_Objective_: Retype the data below line for line without any changes, leaving out the pictures.

_Given entries_:

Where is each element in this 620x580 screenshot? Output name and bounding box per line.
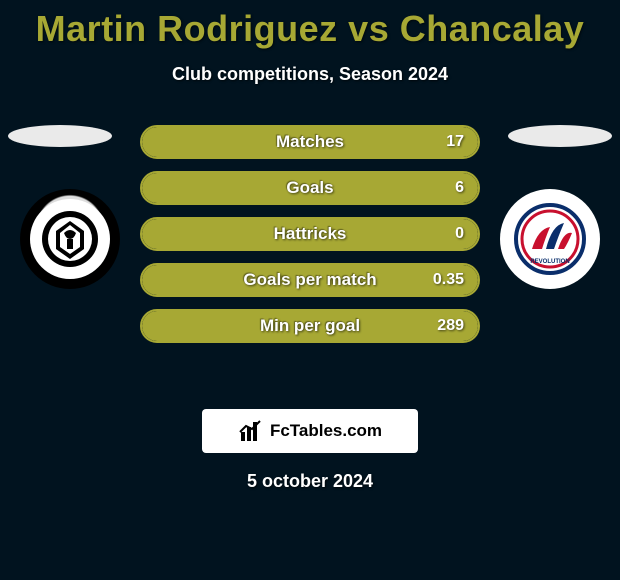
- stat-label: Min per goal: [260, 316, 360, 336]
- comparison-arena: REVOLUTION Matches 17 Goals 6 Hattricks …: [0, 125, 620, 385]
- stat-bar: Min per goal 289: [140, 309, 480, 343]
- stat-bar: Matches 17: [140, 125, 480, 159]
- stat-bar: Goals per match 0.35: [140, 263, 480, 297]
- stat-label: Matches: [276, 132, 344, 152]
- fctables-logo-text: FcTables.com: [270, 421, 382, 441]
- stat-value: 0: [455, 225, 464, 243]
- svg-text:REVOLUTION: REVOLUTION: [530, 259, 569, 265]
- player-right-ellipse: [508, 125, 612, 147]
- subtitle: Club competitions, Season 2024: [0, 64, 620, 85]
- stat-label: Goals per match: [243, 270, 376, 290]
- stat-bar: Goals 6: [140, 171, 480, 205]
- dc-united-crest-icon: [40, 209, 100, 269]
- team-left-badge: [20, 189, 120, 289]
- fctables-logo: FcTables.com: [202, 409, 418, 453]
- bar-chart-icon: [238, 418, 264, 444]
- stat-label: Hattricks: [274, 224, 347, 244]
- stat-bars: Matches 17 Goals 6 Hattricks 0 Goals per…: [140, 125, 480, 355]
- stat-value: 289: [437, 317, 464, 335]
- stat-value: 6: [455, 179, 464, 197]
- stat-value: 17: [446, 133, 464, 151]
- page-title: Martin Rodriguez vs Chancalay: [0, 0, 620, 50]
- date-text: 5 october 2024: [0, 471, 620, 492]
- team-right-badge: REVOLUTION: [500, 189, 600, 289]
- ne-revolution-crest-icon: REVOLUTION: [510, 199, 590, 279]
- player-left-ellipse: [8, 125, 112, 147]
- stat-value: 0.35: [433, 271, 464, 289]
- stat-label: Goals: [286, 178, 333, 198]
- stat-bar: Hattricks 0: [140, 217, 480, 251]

_Full response_:
Where is each element in this 620x580 screenshot? Output name and bounding box per line.
- stat-label: Min per goal: [260, 316, 360, 336]
- comparison-arena: REVOLUTION Matches 17 Goals 6 Hattricks …: [0, 125, 620, 385]
- stat-bar: Min per goal 289: [140, 309, 480, 343]
- stat-bar: Matches 17: [140, 125, 480, 159]
- stat-bar: Goals per match 0.35: [140, 263, 480, 297]
- stat-label: Matches: [276, 132, 344, 152]
- fctables-logo-text: FcTables.com: [270, 421, 382, 441]
- stat-value: 0: [455, 225, 464, 243]
- svg-text:REVOLUTION: REVOLUTION: [530, 259, 569, 265]
- player-right-ellipse: [508, 125, 612, 147]
- subtitle: Club competitions, Season 2024: [0, 64, 620, 85]
- stat-label: Goals per match: [243, 270, 376, 290]
- stat-bar: Goals 6: [140, 171, 480, 205]
- dc-united-crest-icon: [40, 209, 100, 269]
- team-left-badge: [20, 189, 120, 289]
- fctables-logo: FcTables.com: [202, 409, 418, 453]
- bar-chart-icon: [238, 418, 264, 444]
- stat-label: Hattricks: [274, 224, 347, 244]
- stat-bars: Matches 17 Goals 6 Hattricks 0 Goals per…: [140, 125, 480, 355]
- stat-value: 289: [437, 317, 464, 335]
- stat-value: 6: [455, 179, 464, 197]
- stat-value: 17: [446, 133, 464, 151]
- page-title: Martin Rodriguez vs Chancalay: [0, 0, 620, 50]
- date-text: 5 october 2024: [0, 471, 620, 492]
- team-right-badge: REVOLUTION: [500, 189, 600, 289]
- ne-revolution-crest-icon: REVOLUTION: [510, 199, 590, 279]
- player-left-ellipse: [8, 125, 112, 147]
- stat-value: 0.35: [433, 271, 464, 289]
- stat-label: Goals: [286, 178, 333, 198]
- stat-bar: Hattricks 0: [140, 217, 480, 251]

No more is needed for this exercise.